EXERCISE DETAILS:
Write the data out again, character for character, with no images.

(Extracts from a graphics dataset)
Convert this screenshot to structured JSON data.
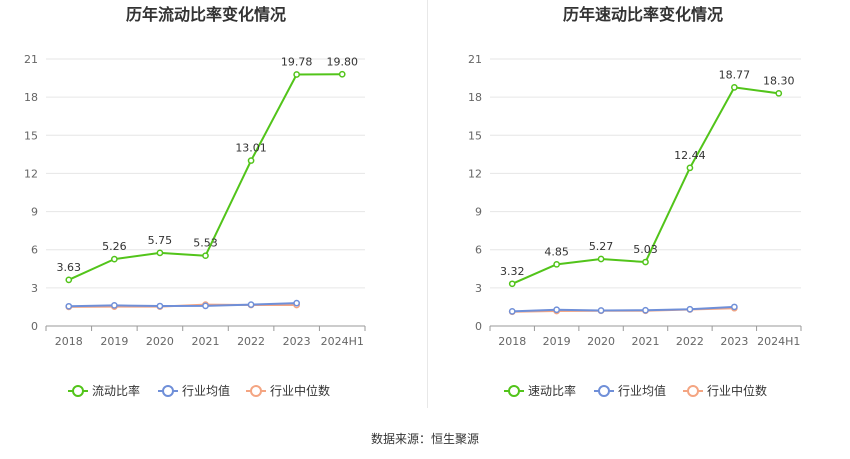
{
  "source_text": "数据来源：恒生聚源",
  "chart_data": [
    {
      "type": "line",
      "title": "历年流动比率变化情况",
      "categories": [
        "2018",
        "2019",
        "2020",
        "2021",
        "2022",
        "2023",
        "2024H1"
      ],
      "ylim": [
        0,
        21
      ],
      "yticks": [
        0,
        3,
        6,
        9,
        12,
        15,
        18,
        21
      ],
      "grid": true,
      "legend_position": "bottom",
      "series": [
        {
          "name": "流动比率",
          "color": "#52c41a",
          "values": [
            3.63,
            5.26,
            5.75,
            5.53,
            13.01,
            19.78,
            19.8
          ],
          "labels": [
            "3.63",
            "5.26",
            "5.75",
            "5.53",
            "13.01",
            "19.78",
            "19.80"
          ],
          "show_labels": true
        },
        {
          "name": "行业均值",
          "color": "#6f8fd8",
          "values": [
            1.55,
            1.62,
            1.57,
            1.58,
            1.68,
            1.8,
            null
          ],
          "show_labels": false
        },
        {
          "name": "行业中位数",
          "color": "#f4a582",
          "values": [
            1.5,
            1.52,
            1.52,
            1.68,
            1.65,
            1.65,
            null
          ],
          "show_labels": false
        }
      ]
    },
    {
      "type": "line",
      "title": "历年速动比率变化情况",
      "categories": [
        "2018",
        "2019",
        "2020",
        "2021",
        "2022",
        "2023",
        "2024H1"
      ],
      "ylim": [
        0,
        21
      ],
      "yticks": [
        0,
        3,
        6,
        9,
        12,
        15,
        18,
        21
      ],
      "grid": true,
      "legend_position": "bottom",
      "series": [
        {
          "name": "速动比率",
          "color": "#52c41a",
          "values": [
            3.32,
            4.85,
            5.27,
            5.03,
            12.44,
            18.77,
            18.3
          ],
          "labels": [
            "3.32",
            "4.85",
            "5.27",
            "5.03",
            "12.44",
            "18.77",
            "18.30"
          ],
          "show_labels": true
        },
        {
          "name": "行业均值",
          "color": "#6f8fd8",
          "values": [
            1.15,
            1.28,
            1.22,
            1.24,
            1.32,
            1.5,
            null
          ],
          "show_labels": false
        },
        {
          "name": "行业中位数",
          "color": "#f4a582",
          "values": [
            1.12,
            1.18,
            1.2,
            1.2,
            1.3,
            1.4,
            null
          ],
          "show_labels": false
        }
      ]
    }
  ]
}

CORRECT ANSWER:
Convert this screenshot to structured JSON data.
{
  "source_text": "数据来源：恒生聚源",
  "chart_data": [
    {
      "type": "line",
      "title": "历年流动比率变化情况",
      "categories": [
        "2018",
        "2019",
        "2020",
        "2021",
        "2022",
        "2023",
        "2024H1"
      ],
      "ylim": [
        0,
        21
      ],
      "yticks": [
        0,
        3,
        6,
        9,
        12,
        15,
        18,
        21
      ],
      "grid": true,
      "legend_position": "bottom",
      "series": [
        {
          "name": "流动比率",
          "color": "#52c41a",
          "values": [
            3.63,
            5.26,
            5.75,
            5.53,
            13.01,
            19.78,
            19.8
          ],
          "labels": [
            "3.63",
            "5.26",
            "5.75",
            "5.53",
            "13.01",
            "19.78",
            "19.80"
          ],
          "show_labels": true
        },
        {
          "name": "行业均值",
          "color": "#6f8fd8",
          "values": [
            1.55,
            1.62,
            1.57,
            1.58,
            1.68,
            1.8,
            null
          ],
          "show_labels": false
        },
        {
          "name": "行业中位数",
          "color": "#f4a582",
          "values": [
            1.5,
            1.52,
            1.52,
            1.68,
            1.65,
            1.65,
            null
          ],
          "show_labels": false
        }
      ]
    },
    {
      "type": "line",
      "title": "历年速动比率变化情况",
      "categories": [
        "2018",
        "2019",
        "2020",
        "2021",
        "2022",
        "2023",
        "2024H1"
      ],
      "ylim": [
        0,
        21
      ],
      "yticks": [
        0,
        3,
        6,
        9,
        12,
        15,
        18,
        21
      ],
      "grid": true,
      "legend_position": "bottom",
      "series": [
        {
          "name": "速动比率",
          "color": "#52c41a",
          "values": [
            3.32,
            4.85,
            5.27,
            5.03,
            12.44,
            18.77,
            18.3
          ],
          "labels": [
            "3.32",
            "4.85",
            "5.27",
            "5.03",
            "12.44",
            "18.77",
            "18.30"
          ],
          "show_labels": true
        },
        {
          "name": "行业均值",
          "color": "#6f8fd8",
          "values": [
            1.15,
            1.28,
            1.22,
            1.24,
            1.32,
            1.5,
            null
          ],
          "show_labels": false
        },
        {
          "name": "行业中位数",
          "color": "#f4a582",
          "values": [
            1.12,
            1.18,
            1.2,
            1.2,
            1.3,
            1.4,
            null
          ],
          "show_labels": false
        }
      ]
    }
  ]
}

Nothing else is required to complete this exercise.